____ Data lines

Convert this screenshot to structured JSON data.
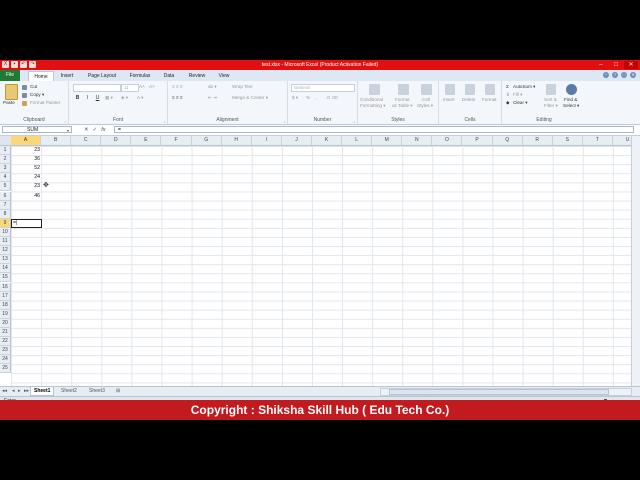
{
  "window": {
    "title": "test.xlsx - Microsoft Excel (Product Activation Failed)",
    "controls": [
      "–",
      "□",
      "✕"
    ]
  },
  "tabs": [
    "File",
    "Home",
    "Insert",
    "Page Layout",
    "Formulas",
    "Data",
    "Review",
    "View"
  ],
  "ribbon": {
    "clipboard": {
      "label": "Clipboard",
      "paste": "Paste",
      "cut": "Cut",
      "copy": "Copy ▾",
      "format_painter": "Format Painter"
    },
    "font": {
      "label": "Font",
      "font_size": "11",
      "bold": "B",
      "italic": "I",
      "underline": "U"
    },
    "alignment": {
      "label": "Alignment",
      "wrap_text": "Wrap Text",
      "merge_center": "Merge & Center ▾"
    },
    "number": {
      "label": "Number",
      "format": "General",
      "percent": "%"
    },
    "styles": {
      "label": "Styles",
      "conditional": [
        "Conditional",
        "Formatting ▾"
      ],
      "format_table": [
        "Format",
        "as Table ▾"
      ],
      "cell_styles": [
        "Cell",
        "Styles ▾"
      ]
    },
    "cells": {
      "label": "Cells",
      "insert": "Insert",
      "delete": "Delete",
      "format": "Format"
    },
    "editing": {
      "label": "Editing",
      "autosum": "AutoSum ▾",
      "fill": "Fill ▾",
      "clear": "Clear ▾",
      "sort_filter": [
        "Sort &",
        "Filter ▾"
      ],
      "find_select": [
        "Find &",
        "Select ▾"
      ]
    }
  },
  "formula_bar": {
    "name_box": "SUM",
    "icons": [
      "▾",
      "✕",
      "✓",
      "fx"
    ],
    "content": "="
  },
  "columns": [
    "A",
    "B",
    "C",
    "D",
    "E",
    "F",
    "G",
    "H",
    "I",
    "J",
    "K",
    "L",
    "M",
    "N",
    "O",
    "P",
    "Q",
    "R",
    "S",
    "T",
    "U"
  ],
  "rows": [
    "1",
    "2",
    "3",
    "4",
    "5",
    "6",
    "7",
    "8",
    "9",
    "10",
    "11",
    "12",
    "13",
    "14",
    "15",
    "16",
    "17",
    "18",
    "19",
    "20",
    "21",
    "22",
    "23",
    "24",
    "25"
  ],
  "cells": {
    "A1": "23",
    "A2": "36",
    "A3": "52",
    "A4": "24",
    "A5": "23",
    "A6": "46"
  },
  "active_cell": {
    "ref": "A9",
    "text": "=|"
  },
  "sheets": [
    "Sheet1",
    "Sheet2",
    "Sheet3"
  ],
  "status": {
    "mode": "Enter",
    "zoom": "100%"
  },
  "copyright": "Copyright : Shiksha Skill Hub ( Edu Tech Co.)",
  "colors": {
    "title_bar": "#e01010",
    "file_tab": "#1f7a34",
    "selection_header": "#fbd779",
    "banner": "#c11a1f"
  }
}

________

Each line of the data is to be duplicated exactly; pictures stay out of the copy.

Convert this screenshot to structured JSON data.
{
  "window": {
    "title": "test.xlsx - Microsoft Excel (Product Activation Failed)",
    "controls": [
      "–",
      "□",
      "✕"
    ]
  },
  "tabs": [
    "File",
    "Home",
    "Insert",
    "Page Layout",
    "Formulas",
    "Data",
    "Review",
    "View"
  ],
  "ribbon": {
    "clipboard": {
      "label": "Clipboard",
      "paste": "Paste",
      "cut": "Cut",
      "copy": "Copy ▾",
      "format_painter": "Format Painter"
    },
    "font": {
      "label": "Font",
      "font_size": "11",
      "bold": "B",
      "italic": "I",
      "underline": "U"
    },
    "alignment": {
      "label": "Alignment",
      "wrap_text": "Wrap Text",
      "merge_center": "Merge & Center ▾"
    },
    "number": {
      "label": "Number",
      "format": "General",
      "percent": "%"
    },
    "styles": {
      "label": "Styles",
      "conditional": [
        "Conditional",
        "Formatting ▾"
      ],
      "format_table": [
        "Format",
        "as Table ▾"
      ],
      "cell_styles": [
        "Cell",
        "Styles ▾"
      ]
    },
    "cells": {
      "label": "Cells",
      "insert": "Insert",
      "delete": "Delete",
      "format": "Format"
    },
    "editing": {
      "label": "Editing",
      "autosum": "AutoSum ▾",
      "fill": "Fill ▾",
      "clear": "Clear ▾",
      "sort_filter": [
        "Sort &",
        "Filter ▾"
      ],
      "find_select": [
        "Find &",
        "Select ▾"
      ]
    }
  },
  "formula_bar": {
    "name_box": "SUM",
    "icons": [
      "▾",
      "✕",
      "✓",
      "fx"
    ],
    "content": "="
  },
  "columns": [
    "A",
    "B",
    "C",
    "D",
    "E",
    "F",
    "G",
    "H",
    "I",
    "J",
    "K",
    "L",
    "M",
    "N",
    "O",
    "P",
    "Q",
    "R",
    "S",
    "T",
    "U"
  ],
  "rows": [
    "1",
    "2",
    "3",
    "4",
    "5",
    "6",
    "7",
    "8",
    "9",
    "10",
    "11",
    "12",
    "13",
    "14",
    "15",
    "16",
    "17",
    "18",
    "19",
    "20",
    "21",
    "22",
    "23",
    "24",
    "25"
  ],
  "cells": {
    "A1": "23",
    "A2": "36",
    "A3": "52",
    "A4": "24",
    "A5": "23",
    "A6": "46"
  },
  "active_cell": {
    "ref": "A9",
    "text": "=|"
  },
  "sheets": [
    "Sheet1",
    "Sheet2",
    "Sheet3"
  ],
  "status": {
    "mode": "Enter",
    "zoom": "100%"
  },
  "copyright": "Copyright : Shiksha Skill Hub ( Edu Tech Co.)",
  "colors": {
    "title_bar": "#e01010",
    "file_tab": "#1f7a34",
    "selection_header": "#fbd779",
    "banner": "#c11a1f"
  }
}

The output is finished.